Keep only the lines that hold the string "generation", filtering out the rest of the entries below.
______________________________
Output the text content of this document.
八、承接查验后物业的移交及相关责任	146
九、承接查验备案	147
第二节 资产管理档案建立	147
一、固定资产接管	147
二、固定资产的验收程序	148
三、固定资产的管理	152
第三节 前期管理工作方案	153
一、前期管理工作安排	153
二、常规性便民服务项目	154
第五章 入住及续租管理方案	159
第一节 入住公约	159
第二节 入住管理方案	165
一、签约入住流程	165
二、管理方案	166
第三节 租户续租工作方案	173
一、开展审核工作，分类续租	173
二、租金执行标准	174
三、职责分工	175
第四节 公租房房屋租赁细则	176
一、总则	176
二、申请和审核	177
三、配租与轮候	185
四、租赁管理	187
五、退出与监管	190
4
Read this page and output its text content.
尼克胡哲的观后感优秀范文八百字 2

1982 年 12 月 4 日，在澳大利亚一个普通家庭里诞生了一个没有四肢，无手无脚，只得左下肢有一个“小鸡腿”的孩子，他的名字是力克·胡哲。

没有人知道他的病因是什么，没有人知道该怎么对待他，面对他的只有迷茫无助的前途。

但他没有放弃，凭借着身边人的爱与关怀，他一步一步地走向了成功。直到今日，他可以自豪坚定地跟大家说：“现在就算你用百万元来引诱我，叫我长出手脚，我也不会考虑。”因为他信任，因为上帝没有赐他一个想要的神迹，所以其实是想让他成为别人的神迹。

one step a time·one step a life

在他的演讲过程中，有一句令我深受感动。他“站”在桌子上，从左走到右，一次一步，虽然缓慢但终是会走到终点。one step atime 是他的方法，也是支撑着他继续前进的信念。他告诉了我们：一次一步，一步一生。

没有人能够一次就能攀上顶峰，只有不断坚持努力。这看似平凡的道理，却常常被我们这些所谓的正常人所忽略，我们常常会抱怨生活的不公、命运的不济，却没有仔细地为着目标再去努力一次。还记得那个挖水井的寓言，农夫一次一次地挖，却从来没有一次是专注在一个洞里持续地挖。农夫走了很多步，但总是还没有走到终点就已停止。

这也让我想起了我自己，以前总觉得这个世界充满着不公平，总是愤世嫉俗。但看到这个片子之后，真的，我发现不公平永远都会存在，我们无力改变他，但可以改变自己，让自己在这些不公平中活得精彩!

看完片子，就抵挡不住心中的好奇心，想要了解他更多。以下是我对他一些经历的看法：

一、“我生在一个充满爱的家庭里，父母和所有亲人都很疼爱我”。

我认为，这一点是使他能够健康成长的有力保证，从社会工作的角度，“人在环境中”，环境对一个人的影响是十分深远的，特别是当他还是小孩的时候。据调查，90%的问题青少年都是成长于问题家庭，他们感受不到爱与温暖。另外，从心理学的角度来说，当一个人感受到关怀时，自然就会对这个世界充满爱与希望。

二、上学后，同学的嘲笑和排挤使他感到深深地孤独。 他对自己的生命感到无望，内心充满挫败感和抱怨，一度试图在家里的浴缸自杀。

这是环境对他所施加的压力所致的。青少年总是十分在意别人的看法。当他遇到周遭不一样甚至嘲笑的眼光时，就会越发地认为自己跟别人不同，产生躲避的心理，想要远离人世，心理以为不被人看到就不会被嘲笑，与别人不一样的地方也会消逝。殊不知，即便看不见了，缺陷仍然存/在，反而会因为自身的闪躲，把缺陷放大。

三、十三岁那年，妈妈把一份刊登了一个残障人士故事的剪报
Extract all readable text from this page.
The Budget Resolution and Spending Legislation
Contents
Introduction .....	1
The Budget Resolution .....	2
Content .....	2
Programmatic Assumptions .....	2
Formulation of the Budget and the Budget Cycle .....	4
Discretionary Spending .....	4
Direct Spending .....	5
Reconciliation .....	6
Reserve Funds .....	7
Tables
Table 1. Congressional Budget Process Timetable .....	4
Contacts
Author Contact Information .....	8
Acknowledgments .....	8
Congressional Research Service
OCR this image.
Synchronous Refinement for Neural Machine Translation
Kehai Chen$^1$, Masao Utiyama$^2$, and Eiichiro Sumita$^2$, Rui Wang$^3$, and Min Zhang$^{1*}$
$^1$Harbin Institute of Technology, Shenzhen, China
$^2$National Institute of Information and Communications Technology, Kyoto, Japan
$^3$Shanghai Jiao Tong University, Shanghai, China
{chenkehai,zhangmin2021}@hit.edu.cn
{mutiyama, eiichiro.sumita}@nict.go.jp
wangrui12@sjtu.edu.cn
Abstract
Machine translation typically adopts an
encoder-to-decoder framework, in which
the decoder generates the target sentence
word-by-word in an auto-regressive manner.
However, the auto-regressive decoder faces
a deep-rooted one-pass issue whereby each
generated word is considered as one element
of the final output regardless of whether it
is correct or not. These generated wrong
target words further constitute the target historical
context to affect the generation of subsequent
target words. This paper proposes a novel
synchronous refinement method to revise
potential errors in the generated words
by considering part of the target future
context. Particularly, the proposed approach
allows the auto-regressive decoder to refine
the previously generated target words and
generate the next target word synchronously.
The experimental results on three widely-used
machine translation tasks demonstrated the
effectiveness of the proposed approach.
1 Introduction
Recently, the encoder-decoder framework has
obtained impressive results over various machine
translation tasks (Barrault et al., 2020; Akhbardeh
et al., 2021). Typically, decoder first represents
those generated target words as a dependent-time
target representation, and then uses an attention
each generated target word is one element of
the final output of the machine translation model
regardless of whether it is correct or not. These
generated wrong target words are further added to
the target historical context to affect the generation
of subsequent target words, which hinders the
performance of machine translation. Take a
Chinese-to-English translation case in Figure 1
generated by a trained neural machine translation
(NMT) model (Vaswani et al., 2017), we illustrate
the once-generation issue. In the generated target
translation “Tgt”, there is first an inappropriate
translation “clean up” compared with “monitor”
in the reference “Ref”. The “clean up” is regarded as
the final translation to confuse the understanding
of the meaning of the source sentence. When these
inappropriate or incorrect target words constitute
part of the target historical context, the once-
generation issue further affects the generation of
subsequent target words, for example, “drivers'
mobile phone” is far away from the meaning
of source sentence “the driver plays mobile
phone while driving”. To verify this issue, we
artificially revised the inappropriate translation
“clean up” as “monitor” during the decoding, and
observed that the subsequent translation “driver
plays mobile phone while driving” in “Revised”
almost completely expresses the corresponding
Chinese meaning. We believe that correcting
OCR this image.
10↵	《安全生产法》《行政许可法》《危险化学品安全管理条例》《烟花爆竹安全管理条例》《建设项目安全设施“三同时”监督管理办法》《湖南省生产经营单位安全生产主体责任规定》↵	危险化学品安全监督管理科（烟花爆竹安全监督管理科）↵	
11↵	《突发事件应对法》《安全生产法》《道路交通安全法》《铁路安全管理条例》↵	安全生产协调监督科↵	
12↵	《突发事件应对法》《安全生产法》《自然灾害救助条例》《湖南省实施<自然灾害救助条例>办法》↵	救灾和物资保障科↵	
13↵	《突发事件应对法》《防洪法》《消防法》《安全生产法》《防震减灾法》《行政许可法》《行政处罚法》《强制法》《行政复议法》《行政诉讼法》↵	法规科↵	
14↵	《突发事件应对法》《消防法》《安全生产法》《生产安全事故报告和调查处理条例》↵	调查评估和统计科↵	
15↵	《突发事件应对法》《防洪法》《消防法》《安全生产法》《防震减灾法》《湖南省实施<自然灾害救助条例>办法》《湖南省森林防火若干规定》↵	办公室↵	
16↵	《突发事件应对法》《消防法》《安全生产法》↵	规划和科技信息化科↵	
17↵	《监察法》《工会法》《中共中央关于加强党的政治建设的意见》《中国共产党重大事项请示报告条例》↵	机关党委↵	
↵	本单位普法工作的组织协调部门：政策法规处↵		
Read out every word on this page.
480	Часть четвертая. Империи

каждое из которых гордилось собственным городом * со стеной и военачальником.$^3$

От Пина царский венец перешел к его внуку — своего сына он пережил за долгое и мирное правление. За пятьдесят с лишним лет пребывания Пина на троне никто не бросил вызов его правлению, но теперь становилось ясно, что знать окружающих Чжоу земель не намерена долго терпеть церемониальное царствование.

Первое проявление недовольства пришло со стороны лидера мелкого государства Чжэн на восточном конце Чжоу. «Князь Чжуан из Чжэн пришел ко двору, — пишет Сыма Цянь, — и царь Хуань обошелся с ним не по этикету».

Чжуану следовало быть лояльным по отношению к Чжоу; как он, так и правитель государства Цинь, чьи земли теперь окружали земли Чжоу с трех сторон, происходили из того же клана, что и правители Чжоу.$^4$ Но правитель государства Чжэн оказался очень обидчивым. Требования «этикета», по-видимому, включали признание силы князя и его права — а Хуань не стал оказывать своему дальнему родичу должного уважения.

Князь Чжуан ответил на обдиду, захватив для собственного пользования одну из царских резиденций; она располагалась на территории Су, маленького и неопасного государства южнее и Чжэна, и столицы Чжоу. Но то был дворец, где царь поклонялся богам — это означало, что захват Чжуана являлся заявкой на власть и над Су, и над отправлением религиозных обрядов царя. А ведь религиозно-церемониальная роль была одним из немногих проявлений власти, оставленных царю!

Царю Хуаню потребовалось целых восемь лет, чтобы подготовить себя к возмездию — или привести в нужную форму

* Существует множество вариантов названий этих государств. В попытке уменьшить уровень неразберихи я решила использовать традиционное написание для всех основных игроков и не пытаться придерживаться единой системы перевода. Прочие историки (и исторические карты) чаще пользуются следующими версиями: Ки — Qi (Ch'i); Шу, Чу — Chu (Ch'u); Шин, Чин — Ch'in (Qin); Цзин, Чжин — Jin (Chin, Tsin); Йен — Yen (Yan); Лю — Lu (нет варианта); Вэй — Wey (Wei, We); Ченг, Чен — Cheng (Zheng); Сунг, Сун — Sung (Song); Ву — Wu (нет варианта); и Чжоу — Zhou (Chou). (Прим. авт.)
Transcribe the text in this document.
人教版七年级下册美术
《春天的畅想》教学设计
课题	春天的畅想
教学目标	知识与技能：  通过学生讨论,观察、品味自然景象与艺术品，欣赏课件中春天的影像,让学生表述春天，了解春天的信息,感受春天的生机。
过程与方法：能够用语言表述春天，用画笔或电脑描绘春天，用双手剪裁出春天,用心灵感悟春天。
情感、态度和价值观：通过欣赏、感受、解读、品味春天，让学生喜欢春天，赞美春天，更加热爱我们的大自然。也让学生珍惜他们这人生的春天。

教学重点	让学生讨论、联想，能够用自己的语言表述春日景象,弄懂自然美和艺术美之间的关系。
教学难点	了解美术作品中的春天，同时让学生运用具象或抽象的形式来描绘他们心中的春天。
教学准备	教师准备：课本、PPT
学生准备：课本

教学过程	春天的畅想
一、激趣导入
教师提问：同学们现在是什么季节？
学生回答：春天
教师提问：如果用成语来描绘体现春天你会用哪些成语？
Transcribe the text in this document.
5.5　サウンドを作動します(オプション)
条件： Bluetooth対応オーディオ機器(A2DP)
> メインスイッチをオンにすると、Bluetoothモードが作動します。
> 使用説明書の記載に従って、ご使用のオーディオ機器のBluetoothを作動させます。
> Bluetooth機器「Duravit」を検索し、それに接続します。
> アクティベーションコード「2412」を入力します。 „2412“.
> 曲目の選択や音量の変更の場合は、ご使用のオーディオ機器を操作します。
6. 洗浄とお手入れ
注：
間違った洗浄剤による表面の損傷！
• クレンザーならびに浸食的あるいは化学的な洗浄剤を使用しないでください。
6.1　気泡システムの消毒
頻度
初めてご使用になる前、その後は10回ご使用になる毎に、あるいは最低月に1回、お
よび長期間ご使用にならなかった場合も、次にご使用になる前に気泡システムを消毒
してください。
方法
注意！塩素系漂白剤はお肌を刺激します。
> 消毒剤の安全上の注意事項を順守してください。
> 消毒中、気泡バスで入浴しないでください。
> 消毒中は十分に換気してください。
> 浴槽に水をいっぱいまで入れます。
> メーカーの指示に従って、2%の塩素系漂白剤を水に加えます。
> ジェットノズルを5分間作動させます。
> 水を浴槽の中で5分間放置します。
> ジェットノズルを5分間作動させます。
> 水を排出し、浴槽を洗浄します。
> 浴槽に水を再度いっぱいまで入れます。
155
______________________________
## Full answer
context to affect the generation of subsequent
the target historical context to affect the generation
the once-generation issue. In the generated target
generation issue further affects the generation of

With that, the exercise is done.